§ **Instruction**: Among the lines listed below, count those that include the string "circle", and state only the count.
** Start Raw records **
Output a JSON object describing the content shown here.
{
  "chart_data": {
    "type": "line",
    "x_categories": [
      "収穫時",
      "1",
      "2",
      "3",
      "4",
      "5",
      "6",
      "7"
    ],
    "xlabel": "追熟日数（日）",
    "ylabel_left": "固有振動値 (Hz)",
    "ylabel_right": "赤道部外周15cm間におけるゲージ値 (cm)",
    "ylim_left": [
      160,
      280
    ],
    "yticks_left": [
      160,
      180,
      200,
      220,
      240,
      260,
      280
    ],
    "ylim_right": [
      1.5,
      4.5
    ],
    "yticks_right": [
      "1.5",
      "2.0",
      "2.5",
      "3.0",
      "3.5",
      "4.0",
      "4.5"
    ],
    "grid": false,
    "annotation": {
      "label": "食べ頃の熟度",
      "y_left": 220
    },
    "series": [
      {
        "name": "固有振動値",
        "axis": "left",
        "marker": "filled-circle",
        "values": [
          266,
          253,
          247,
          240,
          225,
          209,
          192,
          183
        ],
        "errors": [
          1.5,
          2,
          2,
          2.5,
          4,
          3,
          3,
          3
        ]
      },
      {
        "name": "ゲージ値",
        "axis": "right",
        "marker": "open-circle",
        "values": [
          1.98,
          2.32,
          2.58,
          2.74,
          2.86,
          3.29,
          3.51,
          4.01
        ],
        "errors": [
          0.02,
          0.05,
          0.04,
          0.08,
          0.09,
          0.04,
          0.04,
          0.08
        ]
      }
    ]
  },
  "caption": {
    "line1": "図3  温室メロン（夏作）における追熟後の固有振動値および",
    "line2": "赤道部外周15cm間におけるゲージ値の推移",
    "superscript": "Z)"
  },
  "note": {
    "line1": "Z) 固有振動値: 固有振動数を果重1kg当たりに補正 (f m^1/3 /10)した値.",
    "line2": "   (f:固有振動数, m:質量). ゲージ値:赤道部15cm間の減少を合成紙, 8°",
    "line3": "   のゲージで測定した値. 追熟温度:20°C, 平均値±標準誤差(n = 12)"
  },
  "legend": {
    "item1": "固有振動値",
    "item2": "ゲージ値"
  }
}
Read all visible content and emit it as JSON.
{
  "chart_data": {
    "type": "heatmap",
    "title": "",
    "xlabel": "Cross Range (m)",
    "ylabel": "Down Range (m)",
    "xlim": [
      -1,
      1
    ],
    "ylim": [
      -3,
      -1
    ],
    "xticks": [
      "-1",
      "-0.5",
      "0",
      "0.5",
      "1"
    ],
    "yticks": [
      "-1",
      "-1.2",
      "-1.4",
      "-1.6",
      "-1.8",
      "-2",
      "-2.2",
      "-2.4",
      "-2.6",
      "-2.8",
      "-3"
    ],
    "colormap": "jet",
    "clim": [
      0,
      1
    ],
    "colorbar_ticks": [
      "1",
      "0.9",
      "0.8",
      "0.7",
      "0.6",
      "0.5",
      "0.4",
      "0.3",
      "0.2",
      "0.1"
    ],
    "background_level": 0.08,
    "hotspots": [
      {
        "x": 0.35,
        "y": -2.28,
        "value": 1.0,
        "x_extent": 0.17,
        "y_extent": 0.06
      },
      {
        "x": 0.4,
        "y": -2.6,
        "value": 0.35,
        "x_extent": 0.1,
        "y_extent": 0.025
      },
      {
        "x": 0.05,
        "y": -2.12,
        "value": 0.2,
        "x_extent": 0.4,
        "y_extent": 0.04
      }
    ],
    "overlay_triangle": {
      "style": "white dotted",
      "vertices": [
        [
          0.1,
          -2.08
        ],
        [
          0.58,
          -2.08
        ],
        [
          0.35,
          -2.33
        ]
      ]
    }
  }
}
** End Raw records **
§ **Written reply**: 2